Instructions for the task: An exact copy of the records is required, minus the pictures they hold.

Items listed in a dataset:
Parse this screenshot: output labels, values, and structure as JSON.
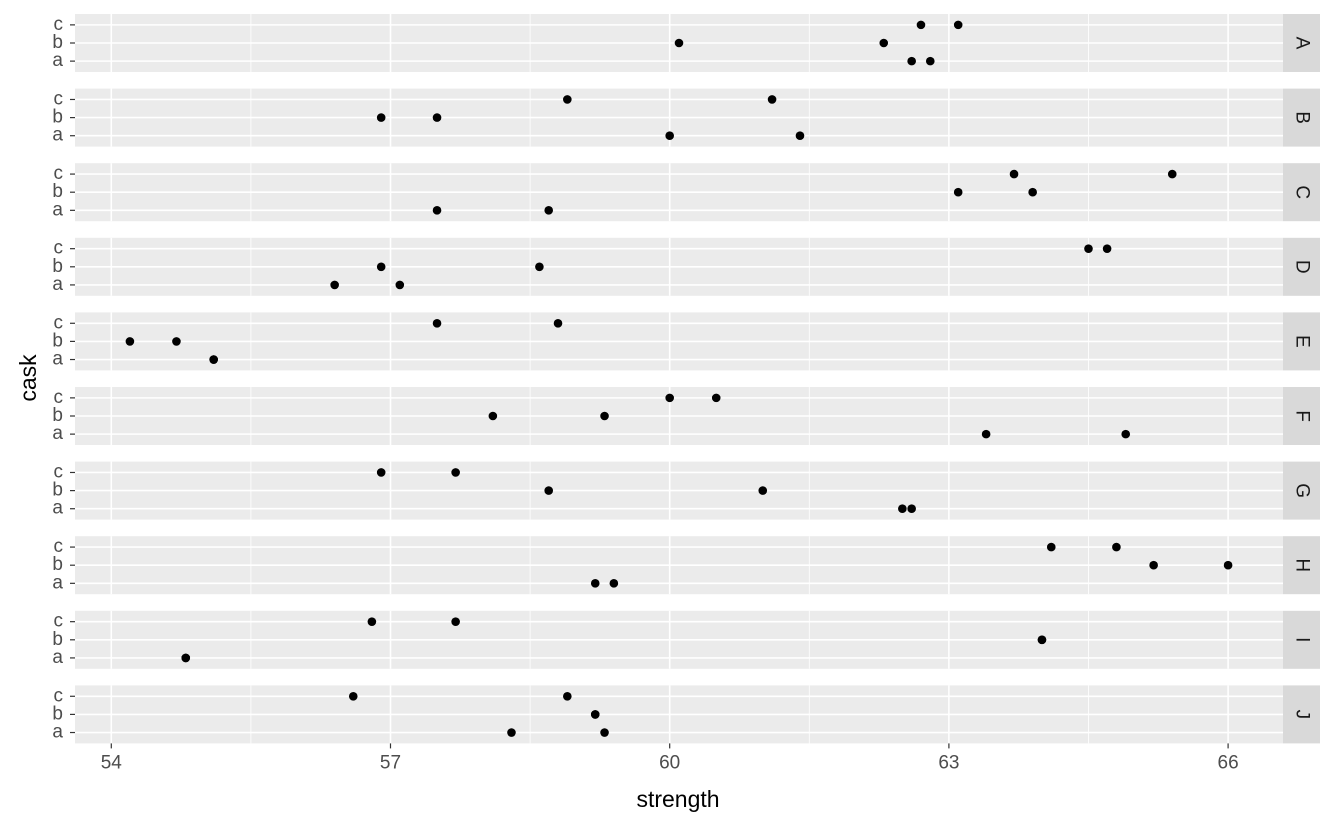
{
  "chart_data": {
    "type": "faceted-dot",
    "xlabel": "strength",
    "ylabel": "cask",
    "xlim": [
      53.61,
      66.59
    ],
    "xticks": [
      54,
      57,
      60,
      63,
      66
    ],
    "minor_xticks": [
      55.5,
      58.5,
      61.5,
      64.5
    ],
    "grid": true,
    "point_color": "#000000",
    "facets": [
      {
        "label": "A",
        "categories": [
          "a",
          "b",
          "c"
        ],
        "values": [
          [
            62.8,
            62.6
          ],
          [
            60.1,
            62.3
          ],
          [
            62.7,
            63.1
          ]
        ]
      },
      {
        "label": "B",
        "categories": [
          "a",
          "b",
          "c"
        ],
        "values": [
          [
            60.0,
            61.4
          ],
          [
            57.5,
            56.9
          ],
          [
            61.1,
            58.9
          ]
        ]
      },
      {
        "label": "C",
        "categories": [
          "a",
          "b",
          "c"
        ],
        "values": [
          [
            58.7,
            57.5
          ],
          [
            63.9,
            63.1
          ],
          [
            65.4,
            63.7
          ]
        ]
      },
      {
        "label": "D",
        "categories": [
          "a",
          "b",
          "c"
        ],
        "values": [
          [
            57.1,
            56.4
          ],
          [
            56.9,
            58.6
          ],
          [
            64.7,
            64.5
          ]
        ]
      },
      {
        "label": "E",
        "categories": [
          "a",
          "b",
          "c"
        ],
        "values": [
          [
            55.1,
            55.1
          ],
          [
            54.7,
            54.2
          ],
          [
            58.8,
            57.5
          ]
        ]
      },
      {
        "label": "F",
        "categories": [
          "a",
          "b",
          "c"
        ],
        "values": [
          [
            63.4,
            64.9
          ],
          [
            59.3,
            58.1
          ],
          [
            60.5,
            60.0
          ]
        ]
      },
      {
        "label": "G",
        "categories": [
          "a",
          "b",
          "c"
        ],
        "values": [
          [
            62.5,
            62.6
          ],
          [
            61.0,
            58.7
          ],
          [
            56.9,
            57.7
          ]
        ]
      },
      {
        "label": "H",
        "categories": [
          "a",
          "b",
          "c"
        ],
        "values": [
          [
            59.2,
            59.4
          ],
          [
            65.2,
            66.0
          ],
          [
            64.8,
            64.1
          ]
        ]
      },
      {
        "label": "I",
        "categories": [
          "a",
          "b",
          "c"
        ],
        "values": [
          [
            54.8,
            54.8
          ],
          [
            64.0,
            64.0
          ],
          [
            57.7,
            56.8
          ]
        ]
      },
      {
        "label": "J",
        "categories": [
          "a",
          "b",
          "c"
        ],
        "values": [
          [
            58.3,
            59.3
          ],
          [
            59.2,
            59.2
          ],
          [
            58.9,
            56.6
          ]
        ]
      }
    ]
  }
}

Output below:
Parse this screenshot: output labels, values, and structure as JSON.
{
  "chart_data": {
    "type": "faceted-dot",
    "xlabel": "strength",
    "ylabel": "cask",
    "xlim": [
      53.61,
      66.59
    ],
    "xticks": [
      54,
      57,
      60,
      63,
      66
    ],
    "minor_xticks": [
      55.5,
      58.5,
      61.5,
      64.5
    ],
    "grid": true,
    "point_color": "#000000",
    "facets": [
      {
        "label": "A",
        "categories": [
          "a",
          "b",
          "c"
        ],
        "values": [
          [
            62.8,
            62.6
          ],
          [
            60.1,
            62.3
          ],
          [
            62.7,
            63.1
          ]
        ]
      },
      {
        "label": "B",
        "categories": [
          "a",
          "b",
          "c"
        ],
        "values": [
          [
            60.0,
            61.4
          ],
          [
            57.5,
            56.9
          ],
          [
            61.1,
            58.9
          ]
        ]
      },
      {
        "label": "C",
        "categories": [
          "a",
          "b",
          "c"
        ],
        "values": [
          [
            58.7,
            57.5
          ],
          [
            63.9,
            63.1
          ],
          [
            65.4,
            63.7
          ]
        ]
      },
      {
        "label": "D",
        "categories": [
          "a",
          "b",
          "c"
        ],
        "values": [
          [
            57.1,
            56.4
          ],
          [
            56.9,
            58.6
          ],
          [
            64.7,
            64.5
          ]
        ]
      },
      {
        "label": "E",
        "categories": [
          "a",
          "b",
          "c"
        ],
        "values": [
          [
            55.1,
            55.1
          ],
          [
            54.7,
            54.2
          ],
          [
            58.8,
            57.5
          ]
        ]
      },
      {
        "label": "F",
        "categories": [
          "a",
          "b",
          "c"
        ],
        "values": [
          [
            63.4,
            64.9
          ],
          [
            59.3,
            58.1
          ],
          [
            60.5,
            60.0
          ]
        ]
      },
      {
        "label": "G",
        "categories": [
          "a",
          "b",
          "c"
        ],
        "values": [
          [
            62.5,
            62.6
          ],
          [
            61.0,
            58.7
          ],
          [
            56.9,
            57.7
          ]
        ]
      },
      {
        "label": "H",
        "categories": [
          "a",
          "b",
          "c"
        ],
        "values": [
          [
            59.2,
            59.4
          ],
          [
            65.2,
            66.0
          ],
          [
            64.8,
            64.1
          ]
        ]
      },
      {
        "label": "I",
        "categories": [
          "a",
          "b",
          "c"
        ],
        "values": [
          [
            54.8,
            54.8
          ],
          [
            64.0,
            64.0
          ],
          [
            57.7,
            56.8
          ]
        ]
      },
      {
        "label": "J",
        "categories": [
          "a",
          "b",
          "c"
        ],
        "values": [
          [
            58.3,
            59.3
          ],
          [
            59.2,
            59.2
          ],
          [
            58.9,
            56.6
          ]
        ]
      }
    ]
  }
}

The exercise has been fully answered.